>> START STORED RECORDS

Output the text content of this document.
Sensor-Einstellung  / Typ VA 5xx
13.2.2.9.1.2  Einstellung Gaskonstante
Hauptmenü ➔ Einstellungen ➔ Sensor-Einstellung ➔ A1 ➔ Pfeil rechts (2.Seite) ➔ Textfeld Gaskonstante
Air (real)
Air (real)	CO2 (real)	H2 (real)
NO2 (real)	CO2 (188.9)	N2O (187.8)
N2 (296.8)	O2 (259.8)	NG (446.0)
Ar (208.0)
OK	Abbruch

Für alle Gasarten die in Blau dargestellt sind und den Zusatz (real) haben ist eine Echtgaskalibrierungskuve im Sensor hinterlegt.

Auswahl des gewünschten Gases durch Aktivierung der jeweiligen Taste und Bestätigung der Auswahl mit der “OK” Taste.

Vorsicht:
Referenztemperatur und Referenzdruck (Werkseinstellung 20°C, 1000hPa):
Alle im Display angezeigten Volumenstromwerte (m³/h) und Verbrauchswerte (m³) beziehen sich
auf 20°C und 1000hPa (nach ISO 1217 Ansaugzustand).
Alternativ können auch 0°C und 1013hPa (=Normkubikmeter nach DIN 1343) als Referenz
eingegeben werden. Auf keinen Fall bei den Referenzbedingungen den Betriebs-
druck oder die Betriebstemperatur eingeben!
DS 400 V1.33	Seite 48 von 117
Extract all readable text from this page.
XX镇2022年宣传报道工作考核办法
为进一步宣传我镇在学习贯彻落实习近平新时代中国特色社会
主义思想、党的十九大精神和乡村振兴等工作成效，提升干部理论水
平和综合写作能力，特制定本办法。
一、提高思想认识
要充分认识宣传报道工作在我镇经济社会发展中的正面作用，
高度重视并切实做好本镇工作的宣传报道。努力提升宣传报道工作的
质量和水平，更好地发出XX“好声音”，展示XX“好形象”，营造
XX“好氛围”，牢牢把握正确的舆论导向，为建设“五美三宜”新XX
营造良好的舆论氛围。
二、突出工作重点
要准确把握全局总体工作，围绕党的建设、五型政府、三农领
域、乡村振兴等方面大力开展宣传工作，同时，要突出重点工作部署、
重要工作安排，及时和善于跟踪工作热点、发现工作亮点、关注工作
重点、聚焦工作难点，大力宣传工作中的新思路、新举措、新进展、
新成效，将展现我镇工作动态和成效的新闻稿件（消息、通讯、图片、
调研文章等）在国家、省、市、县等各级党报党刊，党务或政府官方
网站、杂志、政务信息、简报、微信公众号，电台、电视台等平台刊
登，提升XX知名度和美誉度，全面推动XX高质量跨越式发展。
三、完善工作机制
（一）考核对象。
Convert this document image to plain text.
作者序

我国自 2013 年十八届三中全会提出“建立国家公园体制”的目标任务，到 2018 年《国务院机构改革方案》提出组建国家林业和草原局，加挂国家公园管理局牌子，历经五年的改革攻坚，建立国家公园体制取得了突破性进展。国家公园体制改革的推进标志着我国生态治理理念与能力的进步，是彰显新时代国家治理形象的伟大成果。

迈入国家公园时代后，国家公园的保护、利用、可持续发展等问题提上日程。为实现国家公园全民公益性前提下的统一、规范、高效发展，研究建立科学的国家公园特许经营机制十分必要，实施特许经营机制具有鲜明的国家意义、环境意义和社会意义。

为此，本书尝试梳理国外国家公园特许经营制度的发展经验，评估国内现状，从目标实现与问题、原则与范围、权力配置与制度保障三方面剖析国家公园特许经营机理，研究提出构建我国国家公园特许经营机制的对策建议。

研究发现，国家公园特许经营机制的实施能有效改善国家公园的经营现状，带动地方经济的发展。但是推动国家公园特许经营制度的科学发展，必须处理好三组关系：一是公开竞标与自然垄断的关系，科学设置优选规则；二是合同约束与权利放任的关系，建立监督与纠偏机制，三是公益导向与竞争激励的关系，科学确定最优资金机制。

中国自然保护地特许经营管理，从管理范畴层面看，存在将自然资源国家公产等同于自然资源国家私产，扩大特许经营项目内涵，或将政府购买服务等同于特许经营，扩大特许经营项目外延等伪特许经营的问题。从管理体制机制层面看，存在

>> END STORED RECORDS

• [EXERCISE OBJECTIVE]
Print back all the lines verbatim.

• [RESULT FOR THIS EXERCISE]
Output the text content of this document.
Sensor-Einstellung  / Typ VA 5xx
13.2.2.9.1.2  Einstellung Gaskonstante
Hauptmenü ➔ Einstellungen ➔ Sensor-Einstellung ➔ A1 ➔ Pfeil rechts (2.Seite) ➔ Textfeld Gaskonstante
Air (real)
Air (real)	CO2 (real)	H2 (real)
NO2 (real)	CO2 (188.9)	N2O (187.8)
N2 (296.8)	O2 (259.8)	NG (446.0)
Ar (208.0)
OK	Abbruch

Für alle Gasarten die in Blau dargestellt sind und den Zusatz (real) haben ist eine Echtgaskalibrierungskuve im Sensor hinterlegt.

Auswahl des gewünschten Gases durch Aktivierung der jeweiligen Taste und Bestätigung der Auswahl mit der “OK” Taste.

Vorsicht:
Referenztemperatur und Referenzdruck (Werkseinstellung 20°C, 1000hPa):
Alle im Display angezeigten Volumenstromwerte (m³/h) und Verbrauchswerte (m³) beziehen sich
auf 20°C und 1000hPa (nach ISO 1217 Ansaugzustand).
Alternativ können auch 0°C und 1013hPa (=Normkubikmeter nach DIN 1343) als Referenz
eingegeben werden. Auf keinen Fall bei den Referenzbedingungen den Betriebs-
druck oder die Betriebstemperatur eingeben!
DS 400 V1.33	Seite 48 von 117
Extract all readable text from this page.
XX镇2022年宣传报道工作考核办法
为进一步宣传我镇在学习贯彻落实习近平新时代中国特色社会
主义思想、党的十九大精神和乡村振兴等工作成效，提升干部理论水
平和综合写作能力，特制定本办法。
一、提高思想认识
要充分认识宣传报道工作在我镇经济社会发展中的正面作用，
高度重视并切实做好本镇工作的宣传报道。努力提升宣传报道工作的
质量和水平，更好地发出XX“好声音”，展示XX“好形象”，营造
XX“好氛围”，牢牢把握正确的舆论导向，为建设“五美三宜”新XX
营造良好的舆论氛围。
二、突出工作重点
要准确把握全局总体工作，围绕党的建设、五型政府、三农领
域、乡村振兴等方面大力开展宣传工作，同时，要突出重点工作部署、
重要工作安排，及时和善于跟踪工作热点、发现工作亮点、关注工作
重点、聚焦工作难点，大力宣传工作中的新思路、新举措、新进展、
新成效，将展现我镇工作动态和成效的新闻稿件（消息、通讯、图片、
调研文章等）在国家、省、市、县等各级党报党刊，党务或政府官方
网站、杂志、政务信息、简报、微信公众号，电台、电视台等平台刊
登，提升XX知名度和美誉度，全面推动XX高质量跨越式发展。
三、完善工作机制
（一）考核对象。
Convert this document image to plain text.
作者序

我国自 2013 年十八届三中全会提出“建立国家公园体制”的目标任务，到 2018 年《国务院机构改革方案》提出组建国家林业和草原局，加挂国家公园管理局牌子，历经五年的改革攻坚，建立国家公园体制取得了突破性进展。国家公园体制改革的推进标志着我国生态治理理念与能力的进步，是彰显新时代国家治理形象的伟大成果。

迈入国家公园时代后，国家公园的保护、利用、可持续发展等问题提上日程。为实现国家公园全民公益性前提下的统一、规范、高效发展，研究建立科学的国家公园特许经营机制十分必要，实施特许经营机制具有鲜明的国家意义、环境意义和社会意义。

为此，本书尝试梳理国外国家公园特许经营制度的发展经验，评估国内现状，从目标实现与问题、原则与范围、权力配置与制度保障三方面剖析国家公园特许经营机理，研究提出构建我国国家公园特许经营机制的对策建议。

研究发现，国家公园特许经营机制的实施能有效改善国家公园的经营现状，带动地方经济的发展。但是推动国家公园特许经营制度的科学发展，必须处理好三组关系：一是公开竞标与自然垄断的关系，科学设置优选规则；二是合同约束与权利放任的关系，建立监督与纠偏机制，三是公益导向与竞争激励的关系，科学确定最优资金机制。

中国自然保护地特许经营管理，从管理范畴层面看，存在将自然资源国家公产等同于自然资源国家私产，扩大特许经营项目内涵，或将政府购买服务等同于特许经营，扩大特许经营项目外延等伪特许经营的问题。从管理体制机制层面看，存在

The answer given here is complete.